STORED RECORDS:
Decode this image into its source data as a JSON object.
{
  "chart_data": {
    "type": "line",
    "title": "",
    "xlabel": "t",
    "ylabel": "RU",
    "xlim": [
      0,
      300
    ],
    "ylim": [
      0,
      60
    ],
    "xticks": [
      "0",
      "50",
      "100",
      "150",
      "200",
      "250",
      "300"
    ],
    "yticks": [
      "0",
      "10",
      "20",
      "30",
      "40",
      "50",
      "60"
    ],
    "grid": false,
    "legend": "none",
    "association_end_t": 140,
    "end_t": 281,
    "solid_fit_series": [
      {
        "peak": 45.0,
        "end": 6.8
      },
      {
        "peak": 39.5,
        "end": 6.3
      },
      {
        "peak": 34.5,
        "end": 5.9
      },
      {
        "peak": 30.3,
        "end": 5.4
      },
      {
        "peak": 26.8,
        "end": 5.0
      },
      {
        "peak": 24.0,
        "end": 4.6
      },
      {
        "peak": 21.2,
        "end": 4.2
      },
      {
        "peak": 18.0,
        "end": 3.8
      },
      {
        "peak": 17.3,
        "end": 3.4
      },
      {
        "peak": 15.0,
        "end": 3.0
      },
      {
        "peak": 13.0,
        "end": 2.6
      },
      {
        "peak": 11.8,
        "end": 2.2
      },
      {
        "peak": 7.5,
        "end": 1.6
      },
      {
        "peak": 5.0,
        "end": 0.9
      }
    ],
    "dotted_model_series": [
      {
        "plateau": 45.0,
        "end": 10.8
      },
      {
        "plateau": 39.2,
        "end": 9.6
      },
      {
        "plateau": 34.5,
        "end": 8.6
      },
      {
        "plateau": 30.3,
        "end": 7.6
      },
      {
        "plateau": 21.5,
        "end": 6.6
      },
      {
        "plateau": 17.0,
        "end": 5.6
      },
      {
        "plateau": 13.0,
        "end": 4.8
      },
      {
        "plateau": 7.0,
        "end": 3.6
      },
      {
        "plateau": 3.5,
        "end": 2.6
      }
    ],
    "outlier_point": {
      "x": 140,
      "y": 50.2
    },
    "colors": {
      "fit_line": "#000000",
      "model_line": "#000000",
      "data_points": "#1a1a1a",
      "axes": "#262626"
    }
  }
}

INSTRUCTIONS FOR THE TASK: All of the data shown above must be copied exactly.

TASK OUTPUT:
Decode this image into its source data as a JSON object.
{
  "chart_data": {
    "type": "line",
    "title": "",
    "xlabel": "t",
    "ylabel": "RU",
    "xlim": [
      0,
      300
    ],
    "ylim": [
      0,
      60
    ],
    "xticks": [
      "0",
      "50",
      "100",
      "150",
      "200",
      "250",
      "300"
    ],
    "yticks": [
      "0",
      "10",
      "20",
      "30",
      "40",
      "50",
      "60"
    ],
    "grid": false,
    "legend": "none",
    "association_end_t": 140,
    "end_t": 281,
    "solid_fit_series": [
      {
        "peak": 45.0,
        "end": 6.8
      },
      {
        "peak": 39.5,
        "end": 6.3
      },
      {
        "peak": 34.5,
        "end": 5.9
      },
      {
        "peak": 30.3,
        "end": 5.4
      },
      {
        "peak": 26.8,
        "end": 5.0
      },
      {
        "peak": 24.0,
        "end": 4.6
      },
      {
        "peak": 21.2,
        "end": 4.2
      },
      {
        "peak": 18.0,
        "end": 3.8
      },
      {
        "peak": 17.3,
        "end": 3.4
      },
      {
        "peak": 15.0,
        "end": 3.0
      },
      {
        "peak": 13.0,
        "end": 2.6
      },
      {
        "peak": 11.8,
        "end": 2.2
      },
      {
        "peak": 7.5,
        "end": 1.6
      },
      {
        "peak": 5.0,
        "end": 0.9
      }
    ],
    "dotted_model_series": [
      {
        "plateau": 45.0,
        "end": 10.8
      },
      {
        "plateau": 39.2,
        "end": 9.6
      },
      {
        "plateau": 34.5,
        "end": 8.6
      },
      {
        "plateau": 30.3,
        "end": 7.6
      },
      {
        "plateau": 21.5,
        "end": 6.6
      },
      {
        "plateau": 17.0,
        "end": 5.6
      },
      {
        "plateau": 13.0,
        "end": 4.8
      },
      {
        "plateau": 7.0,
        "end": 3.6
      },
      {
        "plateau": 3.5,
        "end": 2.6
      }
    ],
    "outlier_point": {
      "x": 140,
      "y": 50.2
    },
    "colors": {
      "fit_line": "#000000",
      "model_line": "#000000",
      "data_points": "#1a1a1a",
      "axes": "#262626"
    }
  }
}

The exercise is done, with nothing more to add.